(EXTRACTED DATA)

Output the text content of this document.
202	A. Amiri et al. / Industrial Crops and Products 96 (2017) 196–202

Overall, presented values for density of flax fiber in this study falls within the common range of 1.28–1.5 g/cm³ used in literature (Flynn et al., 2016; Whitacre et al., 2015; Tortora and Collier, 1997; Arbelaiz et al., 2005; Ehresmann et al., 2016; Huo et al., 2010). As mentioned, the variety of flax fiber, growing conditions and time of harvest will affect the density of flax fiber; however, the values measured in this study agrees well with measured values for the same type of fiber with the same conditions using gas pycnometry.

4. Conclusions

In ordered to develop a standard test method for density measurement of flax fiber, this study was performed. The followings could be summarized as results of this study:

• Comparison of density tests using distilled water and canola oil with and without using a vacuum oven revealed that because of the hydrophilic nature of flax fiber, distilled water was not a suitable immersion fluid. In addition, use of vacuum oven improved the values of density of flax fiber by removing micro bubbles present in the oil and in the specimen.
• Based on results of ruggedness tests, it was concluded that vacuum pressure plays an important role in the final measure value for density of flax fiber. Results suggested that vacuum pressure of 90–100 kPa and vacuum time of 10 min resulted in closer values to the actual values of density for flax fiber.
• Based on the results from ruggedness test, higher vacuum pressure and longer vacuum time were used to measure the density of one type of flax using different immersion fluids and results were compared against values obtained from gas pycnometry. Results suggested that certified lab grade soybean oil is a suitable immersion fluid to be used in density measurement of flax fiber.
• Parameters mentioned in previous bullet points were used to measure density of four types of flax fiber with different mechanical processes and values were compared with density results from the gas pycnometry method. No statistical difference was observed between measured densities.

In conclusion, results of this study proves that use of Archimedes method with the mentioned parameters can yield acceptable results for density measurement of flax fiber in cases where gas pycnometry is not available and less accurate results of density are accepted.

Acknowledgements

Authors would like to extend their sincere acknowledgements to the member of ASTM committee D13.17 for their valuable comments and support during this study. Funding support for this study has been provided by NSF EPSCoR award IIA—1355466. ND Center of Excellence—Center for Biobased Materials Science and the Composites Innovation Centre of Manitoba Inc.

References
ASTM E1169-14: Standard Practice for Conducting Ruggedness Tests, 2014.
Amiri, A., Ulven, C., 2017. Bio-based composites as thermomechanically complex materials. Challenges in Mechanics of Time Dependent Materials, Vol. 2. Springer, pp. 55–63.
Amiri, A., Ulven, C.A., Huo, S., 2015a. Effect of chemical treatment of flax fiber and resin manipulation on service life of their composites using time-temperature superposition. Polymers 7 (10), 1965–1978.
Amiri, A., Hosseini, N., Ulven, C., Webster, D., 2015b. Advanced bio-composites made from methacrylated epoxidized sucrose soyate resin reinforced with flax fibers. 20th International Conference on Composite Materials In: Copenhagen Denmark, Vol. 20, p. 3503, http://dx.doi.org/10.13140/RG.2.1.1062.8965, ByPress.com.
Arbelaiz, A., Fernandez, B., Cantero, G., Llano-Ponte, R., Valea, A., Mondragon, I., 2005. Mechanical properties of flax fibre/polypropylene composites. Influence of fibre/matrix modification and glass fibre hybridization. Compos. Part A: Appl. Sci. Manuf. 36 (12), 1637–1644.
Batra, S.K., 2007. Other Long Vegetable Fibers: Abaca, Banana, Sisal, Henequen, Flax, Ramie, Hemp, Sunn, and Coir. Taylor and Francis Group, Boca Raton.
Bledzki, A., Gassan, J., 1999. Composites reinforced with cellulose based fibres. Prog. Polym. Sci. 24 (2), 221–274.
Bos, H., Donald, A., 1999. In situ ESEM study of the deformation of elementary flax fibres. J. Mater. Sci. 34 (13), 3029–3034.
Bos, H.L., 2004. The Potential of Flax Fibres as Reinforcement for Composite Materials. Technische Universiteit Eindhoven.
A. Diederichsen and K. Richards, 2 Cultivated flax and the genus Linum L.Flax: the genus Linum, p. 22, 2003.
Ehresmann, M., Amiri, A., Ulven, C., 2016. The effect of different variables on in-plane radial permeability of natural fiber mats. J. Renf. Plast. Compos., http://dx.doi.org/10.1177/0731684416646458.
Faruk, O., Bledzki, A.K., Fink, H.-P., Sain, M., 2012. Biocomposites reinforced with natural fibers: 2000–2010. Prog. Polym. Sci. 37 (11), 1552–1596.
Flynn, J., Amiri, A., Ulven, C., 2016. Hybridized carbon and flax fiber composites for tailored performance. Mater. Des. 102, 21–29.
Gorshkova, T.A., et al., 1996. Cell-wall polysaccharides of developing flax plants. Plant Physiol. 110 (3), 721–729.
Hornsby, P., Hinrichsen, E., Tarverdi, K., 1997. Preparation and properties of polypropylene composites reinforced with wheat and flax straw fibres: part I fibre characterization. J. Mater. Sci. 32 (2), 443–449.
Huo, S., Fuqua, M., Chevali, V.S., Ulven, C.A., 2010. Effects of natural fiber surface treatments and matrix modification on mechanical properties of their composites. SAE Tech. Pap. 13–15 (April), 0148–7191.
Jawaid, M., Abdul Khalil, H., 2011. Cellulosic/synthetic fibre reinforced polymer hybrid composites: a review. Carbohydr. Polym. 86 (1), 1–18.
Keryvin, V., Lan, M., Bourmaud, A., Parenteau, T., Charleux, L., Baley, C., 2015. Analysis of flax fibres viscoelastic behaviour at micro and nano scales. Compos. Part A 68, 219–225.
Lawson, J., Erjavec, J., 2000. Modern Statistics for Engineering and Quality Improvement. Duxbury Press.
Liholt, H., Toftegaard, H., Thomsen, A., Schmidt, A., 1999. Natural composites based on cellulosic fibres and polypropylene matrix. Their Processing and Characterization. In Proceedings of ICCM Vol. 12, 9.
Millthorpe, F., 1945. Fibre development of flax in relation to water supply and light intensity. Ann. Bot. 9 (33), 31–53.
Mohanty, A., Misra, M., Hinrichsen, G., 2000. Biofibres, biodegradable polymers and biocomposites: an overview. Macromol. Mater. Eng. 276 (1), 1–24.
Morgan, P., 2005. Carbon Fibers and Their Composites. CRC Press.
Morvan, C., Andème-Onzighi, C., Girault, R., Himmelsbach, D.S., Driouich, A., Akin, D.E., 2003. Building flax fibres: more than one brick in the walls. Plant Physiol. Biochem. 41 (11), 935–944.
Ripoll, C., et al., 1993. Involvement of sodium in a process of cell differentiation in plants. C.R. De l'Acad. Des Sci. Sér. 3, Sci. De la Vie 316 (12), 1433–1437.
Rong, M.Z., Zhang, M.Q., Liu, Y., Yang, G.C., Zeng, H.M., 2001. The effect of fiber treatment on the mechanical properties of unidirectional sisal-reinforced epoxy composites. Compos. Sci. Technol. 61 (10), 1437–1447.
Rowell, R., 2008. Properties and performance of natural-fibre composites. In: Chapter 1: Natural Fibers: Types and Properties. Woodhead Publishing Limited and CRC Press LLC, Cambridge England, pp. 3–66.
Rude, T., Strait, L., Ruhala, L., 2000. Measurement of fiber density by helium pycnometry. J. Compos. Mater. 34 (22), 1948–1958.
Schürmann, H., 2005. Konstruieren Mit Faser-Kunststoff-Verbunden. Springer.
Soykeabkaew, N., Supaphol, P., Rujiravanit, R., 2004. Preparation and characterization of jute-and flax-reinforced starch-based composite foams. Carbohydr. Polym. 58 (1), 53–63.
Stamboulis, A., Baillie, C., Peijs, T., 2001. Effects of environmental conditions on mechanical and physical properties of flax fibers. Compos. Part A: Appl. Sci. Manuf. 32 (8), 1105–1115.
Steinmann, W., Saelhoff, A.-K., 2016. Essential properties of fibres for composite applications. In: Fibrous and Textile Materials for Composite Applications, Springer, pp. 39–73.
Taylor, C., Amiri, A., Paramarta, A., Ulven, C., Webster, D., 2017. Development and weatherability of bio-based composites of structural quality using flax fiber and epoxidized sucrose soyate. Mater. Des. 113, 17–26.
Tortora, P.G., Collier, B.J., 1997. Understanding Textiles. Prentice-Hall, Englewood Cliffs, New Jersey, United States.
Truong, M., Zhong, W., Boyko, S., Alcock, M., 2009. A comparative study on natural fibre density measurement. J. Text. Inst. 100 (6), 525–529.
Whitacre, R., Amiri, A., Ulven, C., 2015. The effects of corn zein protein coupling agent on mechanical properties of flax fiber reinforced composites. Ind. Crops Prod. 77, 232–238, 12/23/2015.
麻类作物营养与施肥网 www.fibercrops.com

(End EXTRACTED DATA)

> WHAT TO DO
Filter the entries and copy each line with "measured".

> ANSWER
Overall, presented values for density of flax fiber in this study falls within the common range of 1.28–1.5 g/cm³ used in literature (Flynn et al., 2016; Whitacre et al., 2015; Tortora and Collier, 1997; Arbelaiz et al., 2005; Ehresmann et al., 2016; Huo et al., 2010). As mentioned, the variety of flax fiber, growing conditions and time of harvest will affect the density of flax fiber; however, the values measured in this study agrees well with measured values for the same type of fiber with the same conditions using gas pycnometry.
• Parameters mentioned in previous bullet points were used to measure density of four types of flax fiber with different mechanical processes and values were compared with density results from the gas pycnometry method. No statistical difference was observed between measured densities.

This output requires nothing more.